● **Exercise brief**
Show all lines from the listing below that contain "Aburto".

(Stored items from a collection)
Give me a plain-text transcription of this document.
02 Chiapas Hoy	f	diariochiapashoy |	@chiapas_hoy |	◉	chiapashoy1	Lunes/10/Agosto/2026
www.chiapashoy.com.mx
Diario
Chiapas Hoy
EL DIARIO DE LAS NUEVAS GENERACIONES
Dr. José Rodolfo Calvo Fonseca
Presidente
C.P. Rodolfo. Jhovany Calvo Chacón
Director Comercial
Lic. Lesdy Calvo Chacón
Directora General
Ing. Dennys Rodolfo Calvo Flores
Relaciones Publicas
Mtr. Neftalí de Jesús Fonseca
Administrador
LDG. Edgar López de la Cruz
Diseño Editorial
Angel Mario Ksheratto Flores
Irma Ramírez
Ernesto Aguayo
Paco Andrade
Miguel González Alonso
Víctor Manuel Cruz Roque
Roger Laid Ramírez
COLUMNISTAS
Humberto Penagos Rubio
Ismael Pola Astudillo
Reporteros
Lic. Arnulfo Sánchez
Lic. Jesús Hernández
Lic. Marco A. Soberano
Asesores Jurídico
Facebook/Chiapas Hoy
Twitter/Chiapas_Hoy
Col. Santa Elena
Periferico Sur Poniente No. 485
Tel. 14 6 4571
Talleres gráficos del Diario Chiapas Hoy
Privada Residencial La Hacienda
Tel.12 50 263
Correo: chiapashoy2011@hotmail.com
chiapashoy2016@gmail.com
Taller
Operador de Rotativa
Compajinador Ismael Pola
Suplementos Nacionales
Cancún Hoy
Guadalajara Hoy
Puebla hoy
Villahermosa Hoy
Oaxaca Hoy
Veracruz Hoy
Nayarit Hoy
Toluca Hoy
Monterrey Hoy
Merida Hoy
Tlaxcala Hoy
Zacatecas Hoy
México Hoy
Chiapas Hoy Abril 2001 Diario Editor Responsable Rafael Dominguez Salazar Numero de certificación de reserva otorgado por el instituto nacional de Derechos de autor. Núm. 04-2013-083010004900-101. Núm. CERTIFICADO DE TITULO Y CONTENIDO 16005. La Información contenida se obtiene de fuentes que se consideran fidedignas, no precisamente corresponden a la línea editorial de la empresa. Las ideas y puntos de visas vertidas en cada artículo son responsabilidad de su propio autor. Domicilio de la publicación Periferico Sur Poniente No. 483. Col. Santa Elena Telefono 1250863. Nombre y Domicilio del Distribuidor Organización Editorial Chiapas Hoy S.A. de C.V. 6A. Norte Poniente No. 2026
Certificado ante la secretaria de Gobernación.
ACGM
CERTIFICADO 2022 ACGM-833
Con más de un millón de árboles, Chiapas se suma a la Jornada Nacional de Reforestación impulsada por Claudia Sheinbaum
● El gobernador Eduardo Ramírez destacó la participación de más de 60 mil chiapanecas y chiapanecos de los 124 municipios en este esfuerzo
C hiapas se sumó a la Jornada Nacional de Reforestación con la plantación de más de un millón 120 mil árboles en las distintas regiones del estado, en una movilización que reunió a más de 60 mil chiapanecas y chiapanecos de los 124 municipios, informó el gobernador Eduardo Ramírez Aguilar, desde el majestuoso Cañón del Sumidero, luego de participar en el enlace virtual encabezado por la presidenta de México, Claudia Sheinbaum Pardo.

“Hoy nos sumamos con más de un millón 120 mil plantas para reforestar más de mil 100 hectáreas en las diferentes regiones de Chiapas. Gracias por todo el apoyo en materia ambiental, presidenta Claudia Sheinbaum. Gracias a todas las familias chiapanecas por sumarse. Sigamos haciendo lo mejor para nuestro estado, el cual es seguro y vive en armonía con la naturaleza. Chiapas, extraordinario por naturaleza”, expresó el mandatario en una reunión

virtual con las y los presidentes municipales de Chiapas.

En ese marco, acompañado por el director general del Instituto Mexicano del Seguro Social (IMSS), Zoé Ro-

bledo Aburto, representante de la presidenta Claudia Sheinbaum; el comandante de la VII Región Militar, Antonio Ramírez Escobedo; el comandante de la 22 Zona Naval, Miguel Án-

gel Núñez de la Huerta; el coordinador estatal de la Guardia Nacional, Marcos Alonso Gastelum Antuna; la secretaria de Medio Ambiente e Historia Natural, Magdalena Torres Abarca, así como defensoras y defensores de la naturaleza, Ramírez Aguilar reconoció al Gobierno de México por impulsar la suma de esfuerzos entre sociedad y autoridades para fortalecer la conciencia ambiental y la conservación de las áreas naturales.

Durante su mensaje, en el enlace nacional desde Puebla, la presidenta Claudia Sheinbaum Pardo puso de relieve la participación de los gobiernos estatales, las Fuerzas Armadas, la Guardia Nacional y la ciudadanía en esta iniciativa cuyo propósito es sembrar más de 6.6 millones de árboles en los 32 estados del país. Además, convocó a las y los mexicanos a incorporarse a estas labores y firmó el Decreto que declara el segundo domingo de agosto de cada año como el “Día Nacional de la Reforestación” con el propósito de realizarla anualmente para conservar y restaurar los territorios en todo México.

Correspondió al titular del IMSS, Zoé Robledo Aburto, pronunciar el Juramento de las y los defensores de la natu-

● **The solution**
bledo Aburto, representante de la presidenta Claudia Sheinbaum; el comandante de la VII Región Militar, Antonio Ramírez Escobedo; el comandante de la 22 Zona Naval, Miguel Án-
Correspondió al titular del IMSS, Zoé Robledo Aburto, pronunciar el Juramento de las y los defensores de la natu-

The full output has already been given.